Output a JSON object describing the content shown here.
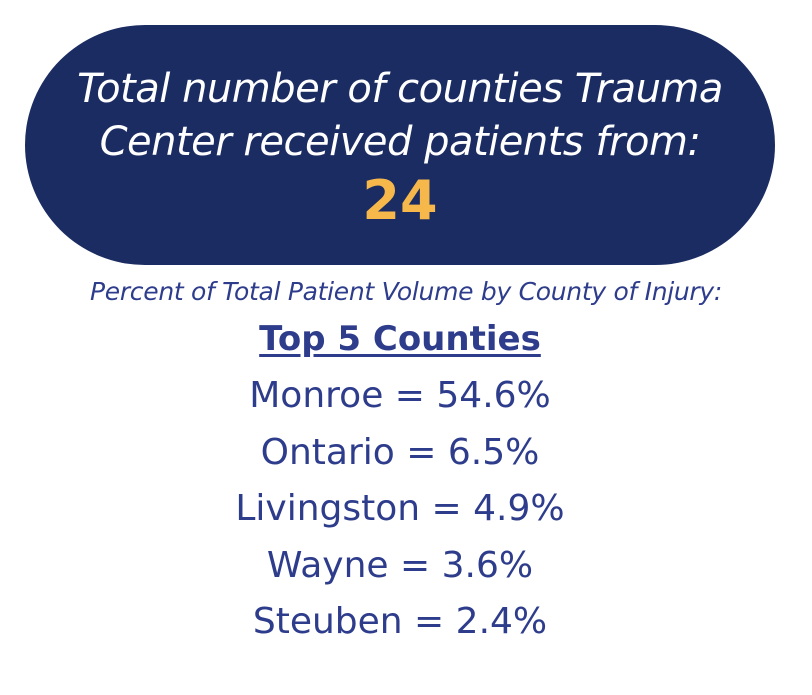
{
  "banner": {
    "line1": "Total number of counties Trauma",
    "line2": "Center received patients from:",
    "count": "24"
  },
  "subtitle": "Percent of Total Patient Volume by County of Injury:",
  "top_counties": {
    "heading": "Top 5 Counties",
    "items": [
      {
        "text": "Monroe = 54.6%"
      },
      {
        "text": "Ontario = 6.5%"
      },
      {
        "text": "Livingston = 4.9%"
      },
      {
        "text": "Wayne = 3.6%"
      },
      {
        "text": "Steuben = 2.4%"
      }
    ]
  },
  "colors": {
    "banner_background": "#1b2c63",
    "banner_text": "#ffffff",
    "count_highlight": "#f7b84b",
    "body_text": "#2e3c8c"
  }
}
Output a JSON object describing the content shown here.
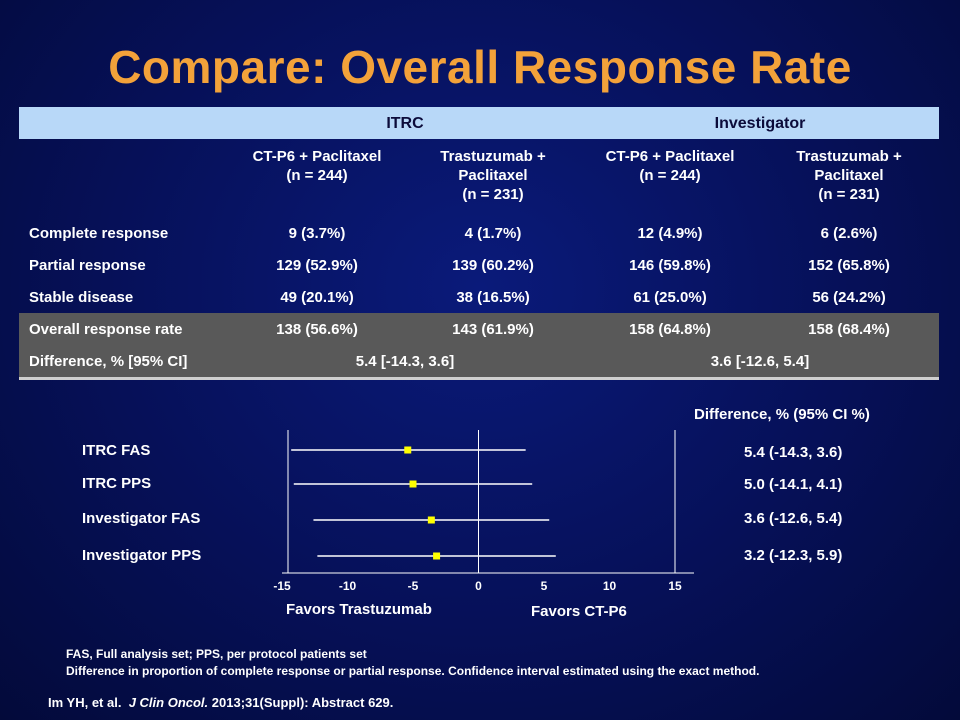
{
  "title": "Compare: Overall Response Rate",
  "table": {
    "groups": [
      "ITRC",
      "Investigator"
    ],
    "arm_headers": [
      [
        "CT-P6 + Paclitaxel",
        "(n = 244)"
      ],
      [
        "Trastuzumab +",
        "Paclitaxel",
        "(n = 231)"
      ],
      [
        "CT-P6 + Paclitaxel",
        "(n = 244)"
      ],
      [
        "Trastuzumab +",
        "Paclitaxel",
        "(n = 231)"
      ]
    ],
    "rows": [
      {
        "label": "Complete response",
        "values": [
          "9 (3.7%)",
          "4 (1.7%)",
          "12 (4.9%)",
          "6 (2.6%)"
        ]
      },
      {
        "label": "Partial response",
        "values": [
          "129 (52.9%)",
          "139 (60.2%)",
          "146 (59.8%)",
          "152 (65.8%)"
        ]
      },
      {
        "label": "Stable disease",
        "values": [
          "49 (20.1%)",
          "38 (16.5%)",
          "61 (25.0%)",
          "56 (24.2%)"
        ]
      },
      {
        "label": "Overall response rate",
        "values": [
          "138 (56.6%)",
          "143 (61.9%)",
          "158 (64.8%)",
          "158 (68.4%)"
        ]
      }
    ],
    "difference_row": {
      "label": "Difference, % [95% CI]",
      "itrc": "5.4 [-14.3, 3.6]",
      "investigator": "3.6 [-12.6, 5.4]"
    }
  },
  "forest": {
    "header": "Difference, % (95% CI %)",
    "rows": [
      {
        "label": "ITRC FAS",
        "ci_text": "5.4 (-14.3, 3.6)"
      },
      {
        "label": "ITRC PPS",
        "ci_text": "5.0 (-14.1, 4.1)"
      },
      {
        "label": "Investigator FAS",
        "ci_text": "3.6 (-12.6, 5.4)"
      },
      {
        "label": "Investigator PPS",
        "ci_text": "3.2 (-12.3, 5.9)"
      }
    ],
    "favors_left": "Favors Trastuzumab",
    "favors_right": "Favors CT-P6",
    "marker_color": "#ffff00"
  },
  "chart_data": {
    "type": "scatter",
    "title": "",
    "categories": [
      "ITRC FAS",
      "ITRC PPS",
      "Investigator FAS",
      "Investigator PPS"
    ],
    "series": [
      {
        "point": [
          -5.4,
          -5.0,
          -3.6,
          -3.2
        ],
        "lower": [
          -14.3,
          -14.1,
          -12.6,
          -12.3
        ],
        "upper": [
          3.6,
          4.1,
          5.4,
          5.9
        ]
      }
    ],
    "x_ticks": [
      "-15",
      "-10",
      "-5",
      "0",
      "5",
      "10",
      "15"
    ],
    "xlim": [
      -15,
      15
    ],
    "xlabel": "",
    "ylabel": "",
    "grid": false
  },
  "footnotes": {
    "line1": "FAS, Full analysis set; PPS, per protocol patients set",
    "line2": "Difference in proportion of complete response or partial response. Confidence interval estimated using the exact method."
  },
  "citation": {
    "authors": "Im YH, et al.",
    "journal": "J Clin Oncol.",
    "rest": "2013;31(Suppl): Abstract 629."
  }
}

*How to complete this task*.
Restate the records above word for word, without the pictures.

*The answer*.
Output a JSON object describing the content shown here.
{
  "banner": {
    "line1": "Total number of counties Trauma",
    "line2": "Center received patients from:",
    "count": "24"
  },
  "subtitle": "Percent of Total Patient Volume by County of Injury:",
  "top_counties": {
    "heading": "Top 5 Counties",
    "items": [
      {
        "text": "Monroe = 54.6%"
      },
      {
        "text": "Ontario = 6.5%"
      },
      {
        "text": "Livingston = 4.9%"
      },
      {
        "text": "Wayne = 3.6%"
      },
      {
        "text": "Steuben = 2.4%"
      }
    ]
  },
  "colors": {
    "banner_background": "#1b2c63",
    "banner_text": "#ffffff",
    "count_highlight": "#f7b84b",
    "body_text": "#2e3c8c"
  }
}
Output a JSON object describing the content shown here.
{
  "title": "Compare: Overall Response Rate",
  "table": {
    "groups": [
      "ITRC",
      "Investigator"
    ],
    "arm_headers": [
      [
        "CT-P6 + Paclitaxel",
        "(n = 244)"
      ],
      [
        "Trastuzumab +",
        "Paclitaxel",
        "(n = 231)"
      ],
      [
        "CT-P6 + Paclitaxel",
        "(n = 244)"
      ],
      [
        "Trastuzumab +",
        "Paclitaxel",
        "(n = 231)"
      ]
    ],
    "rows": [
      {
        "label": "Complete response",
        "values": [
          "9 (3.7%)",
          "4 (1.7%)",
          "12 (4.9%)",
          "6 (2.6%)"
        ]
      },
      {
        "label": "Partial response",
        "values": [
          "129 (52.9%)",
          "139 (60.2%)",
          "146 (59.8%)",
          "152 (65.8%)"
        ]
      },
      {
        "label": "Stable disease",
        "values": [
          "49 (20.1%)",
          "38 (16.5%)",
          "61 (25.0%)",
          "56 (24.2%)"
        ]
      },
      {
        "label": "Overall response rate",
        "values": [
          "138 (56.6%)",
          "143 (61.9%)",
          "158 (64.8%)",
          "158 (68.4%)"
        ]
      }
    ],
    "difference_row": {
      "label": "Difference, % [95% CI]",
      "itrc": "5.4 [-14.3, 3.6]",
      "investigator": "3.6 [-12.6, 5.4]"
    }
  },
  "forest": {
    "header": "Difference, % (95% CI %)",
    "rows": [
      {
        "label": "ITRC FAS",
        "ci_text": "5.4 (-14.3, 3.6)"
      },
      {
        "label": "ITRC PPS",
        "ci_text": "5.0 (-14.1, 4.1)"
      },
      {
        "label": "Investigator FAS",
        "ci_text": "3.6 (-12.6, 5.4)"
      },
      {
        "label": "Investigator PPS",
        "ci_text": "3.2 (-12.3, 5.9)"
      }
    ],
    "favors_left": "Favors Trastuzumab",
    "favors_right": "Favors CT-P6",
    "marker_color": "#ffff00"
  },
  "chart_data": {
    "type": "scatter",
    "title": "",
    "categories": [
      "ITRC FAS",
      "ITRC PPS",
      "Investigator FAS",
      "Investigator PPS"
    ],
    "series": [
      {
        "point": [
          -5.4,
          -5.0,
          -3.6,
          -3.2
        ],
        "lower": [
          -14.3,
          -14.1,
          -12.6,
          -12.3
        ],
        "upper": [
          3.6,
          4.1,
          5.4,
          5.9
        ]
      }
    ],
    "x_ticks": [
      "-15",
      "-10",
      "-5",
      "0",
      "5",
      "10",
      "15"
    ],
    "xlim": [
      -15,
      15
    ],
    "xlabel": "",
    "ylabel": "",
    "grid": false
  },
  "footnotes": {
    "line1": "FAS, Full analysis set; PPS, per protocol patients set",
    "line2": "Difference in proportion of complete response or partial response. Confidence interval estimated using the exact method."
  },
  "citation": {
    "authors": "Im YH, et al.",
    "journal": "J Clin Oncol.",
    "rest": "2013;31(Suppl): Abstract 629."
  }
}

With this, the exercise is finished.